(Data entries)
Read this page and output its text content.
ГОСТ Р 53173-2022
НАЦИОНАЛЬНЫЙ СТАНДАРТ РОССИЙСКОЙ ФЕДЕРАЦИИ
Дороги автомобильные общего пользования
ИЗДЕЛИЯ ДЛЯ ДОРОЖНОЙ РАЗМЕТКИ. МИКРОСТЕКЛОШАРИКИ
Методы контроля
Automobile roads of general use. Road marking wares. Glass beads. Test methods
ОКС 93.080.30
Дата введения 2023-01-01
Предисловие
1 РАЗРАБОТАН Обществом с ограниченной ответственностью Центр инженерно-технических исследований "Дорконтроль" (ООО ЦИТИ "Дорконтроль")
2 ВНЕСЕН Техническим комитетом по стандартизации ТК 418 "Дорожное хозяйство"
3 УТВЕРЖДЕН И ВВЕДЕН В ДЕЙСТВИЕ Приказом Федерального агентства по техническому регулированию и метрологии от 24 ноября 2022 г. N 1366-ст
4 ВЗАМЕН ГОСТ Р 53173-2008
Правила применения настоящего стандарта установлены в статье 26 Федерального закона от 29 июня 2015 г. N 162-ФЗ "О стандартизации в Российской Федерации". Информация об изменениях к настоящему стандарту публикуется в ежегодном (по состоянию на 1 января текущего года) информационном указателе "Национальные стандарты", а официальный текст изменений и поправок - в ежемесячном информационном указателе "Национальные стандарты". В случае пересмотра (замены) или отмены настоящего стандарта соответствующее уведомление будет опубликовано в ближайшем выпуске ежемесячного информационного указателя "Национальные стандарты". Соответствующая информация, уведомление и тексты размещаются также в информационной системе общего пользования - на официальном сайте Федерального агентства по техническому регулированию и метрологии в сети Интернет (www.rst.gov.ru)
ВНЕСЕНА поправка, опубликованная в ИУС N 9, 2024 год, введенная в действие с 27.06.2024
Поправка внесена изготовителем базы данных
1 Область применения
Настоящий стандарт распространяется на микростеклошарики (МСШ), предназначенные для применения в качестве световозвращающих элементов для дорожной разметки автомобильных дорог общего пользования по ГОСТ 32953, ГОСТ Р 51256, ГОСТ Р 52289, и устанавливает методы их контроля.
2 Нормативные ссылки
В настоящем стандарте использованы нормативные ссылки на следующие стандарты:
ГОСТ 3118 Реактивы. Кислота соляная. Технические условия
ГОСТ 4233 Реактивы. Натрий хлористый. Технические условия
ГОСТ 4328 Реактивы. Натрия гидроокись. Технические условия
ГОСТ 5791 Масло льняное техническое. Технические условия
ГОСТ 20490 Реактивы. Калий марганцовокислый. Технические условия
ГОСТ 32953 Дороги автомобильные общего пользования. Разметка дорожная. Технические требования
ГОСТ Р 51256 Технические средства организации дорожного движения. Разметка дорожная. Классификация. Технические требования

■ GOAL: Copy out every line in the listing where the word "Разметка" appears.

■ SOLUTION FOR THIS TASK:
ГОСТ 32953 Дороги автомобильные общего пользования. Разметка дорожная. Технические требования
ГОСТ Р 51256 Технические средства организации дорожного движения. Разметка дорожная. Классификация. Технические требования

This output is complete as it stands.